*REQUIRED WORK*: The records below are to be quoted in full; please keep every word exact.

▼

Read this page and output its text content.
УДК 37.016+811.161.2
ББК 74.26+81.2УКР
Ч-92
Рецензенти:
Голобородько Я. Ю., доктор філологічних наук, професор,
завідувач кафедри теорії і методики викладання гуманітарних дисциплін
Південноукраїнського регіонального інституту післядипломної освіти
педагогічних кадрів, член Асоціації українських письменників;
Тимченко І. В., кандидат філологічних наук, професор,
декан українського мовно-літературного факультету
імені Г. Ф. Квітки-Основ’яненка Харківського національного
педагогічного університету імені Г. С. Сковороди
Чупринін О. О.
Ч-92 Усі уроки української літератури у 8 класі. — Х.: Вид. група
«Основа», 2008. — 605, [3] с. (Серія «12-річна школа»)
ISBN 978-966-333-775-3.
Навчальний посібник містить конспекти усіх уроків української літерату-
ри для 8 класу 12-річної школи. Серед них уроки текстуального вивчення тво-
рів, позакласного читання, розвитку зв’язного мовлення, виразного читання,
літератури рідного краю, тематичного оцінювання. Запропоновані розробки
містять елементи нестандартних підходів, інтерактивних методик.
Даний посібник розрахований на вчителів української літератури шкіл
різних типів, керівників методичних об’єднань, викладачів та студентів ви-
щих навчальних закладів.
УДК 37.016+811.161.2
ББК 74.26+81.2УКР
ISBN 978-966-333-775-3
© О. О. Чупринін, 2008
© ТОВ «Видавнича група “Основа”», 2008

▲

*EXPECTED ANSWER*:
Read this page and output its text content.
УДК 37.016+811.161.2
ББК 74.26+81.2УКР
Ч-92
Рецензенти:
Голобородько Я. Ю., доктор філологічних наук, професор,
завідувач кафедри теорії і методики викладання гуманітарних дисциплін
Південноукраїнського регіонального інституту післядипломної освіти
педагогічних кадрів, член Асоціації українських письменників;
Тимченко І. В., кандидат філологічних наук, професор,
декан українського мовно-літературного факультету
імені Г. Ф. Квітки-Основ’яненка Харківського національного
педагогічного університету імені Г. С. Сковороди
Чупринін О. О.
Ч-92 Усі уроки української літератури у 8 класі. — Х.: Вид. група
«Основа», 2008. — 605, [3] с. (Серія «12-річна школа»)
ISBN 978-966-333-775-3.
Навчальний посібник містить конспекти усіх уроків української літерату-
ри для 8 класу 12-річної школи. Серед них уроки текстуального вивчення тво-
рів, позакласного читання, розвитку зв’язного мовлення, виразного читання,
літератури рідного краю, тематичного оцінювання. Запропоновані розробки
містять елементи нестандартних підходів, інтерактивних методик.
Даний посібник розрахований на вчителів української літератури шкіл
різних типів, керівників методичних об’єднань, викладачів та студентів ви-
щих навчальних закладів.
УДК 37.016+811.161.2
ББК 74.26+81.2УКР
ISBN 978-966-333-775-3
© О. О. Чупринін, 2008
© ТОВ «Видавнича група “Основа”», 2008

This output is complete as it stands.